Provided records

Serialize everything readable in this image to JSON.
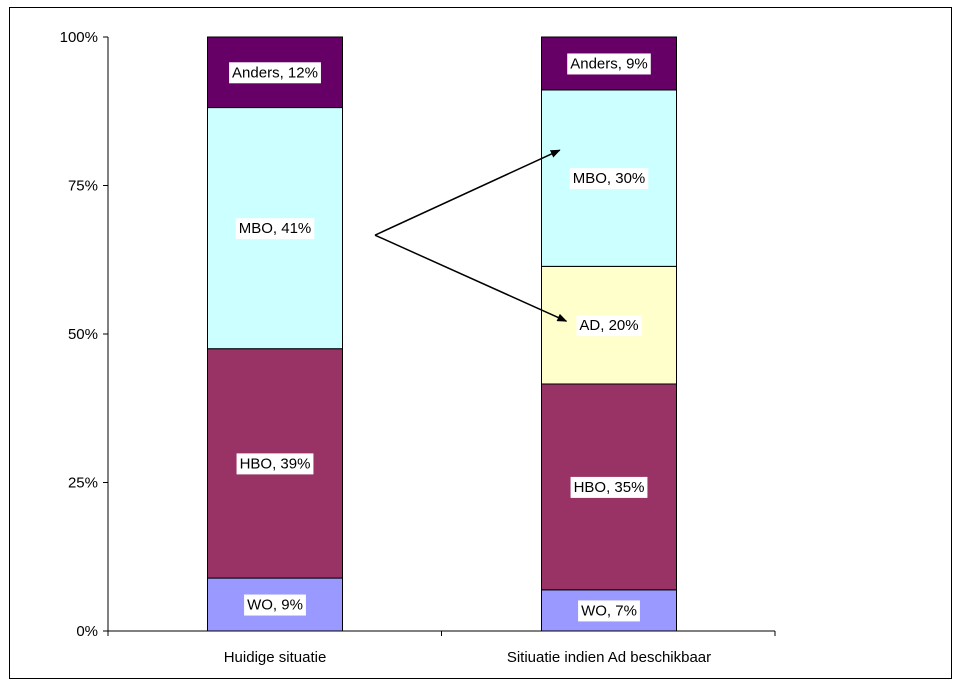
{
  "chart_data": {
    "type": "bar",
    "stacked": true,
    "percent_stacked": true,
    "categories": [
      "Huidige situatie",
      "Sitiuatie indien Ad beschikbaar"
    ],
    "series": [
      {
        "name": "WO",
        "values": [
          9,
          7
        ],
        "labels": [
          "WO, 9%",
          "WO, 7%"
        ],
        "color": "#9999ff"
      },
      {
        "name": "HBO",
        "values": [
          39,
          35
        ],
        "labels": [
          "HBO, 39%",
          "HBO, 35%"
        ],
        "color": "#993366"
      },
      {
        "name": "AD",
        "values": [
          0,
          20
        ],
        "labels": [
          "",
          "AD, 20%"
        ],
        "color": "#ffffcc"
      },
      {
        "name": "MBO",
        "values": [
          41,
          30
        ],
        "labels": [
          "MBO, 41%",
          "MBO, 30%"
        ],
        "color": "#ccffff"
      },
      {
        "name": "Anders",
        "values": [
          12,
          9
        ],
        "labels": [
          "Anders, 12%",
          "Anders, 9%"
        ],
        "color": "#660066"
      }
    ],
    "ylim": [
      0,
      100
    ],
    "yticks": [
      "0%",
      "25%",
      "50%",
      "75%",
      "100%"
    ],
    "grid": false,
    "legend": "none",
    "annotations": [
      {
        "type": "arrows",
        "from": "MBO, 41%",
        "to": [
          "MBO, 30%",
          "AD, 20%"
        ]
      }
    ]
  }
}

Work to be completed
Select all lines in the listing that include the word "name".

Response below
        "name": "WO",
        "name": "HBO",
        "name": "AD",
        "name": "MBO",
        "name": "Anders",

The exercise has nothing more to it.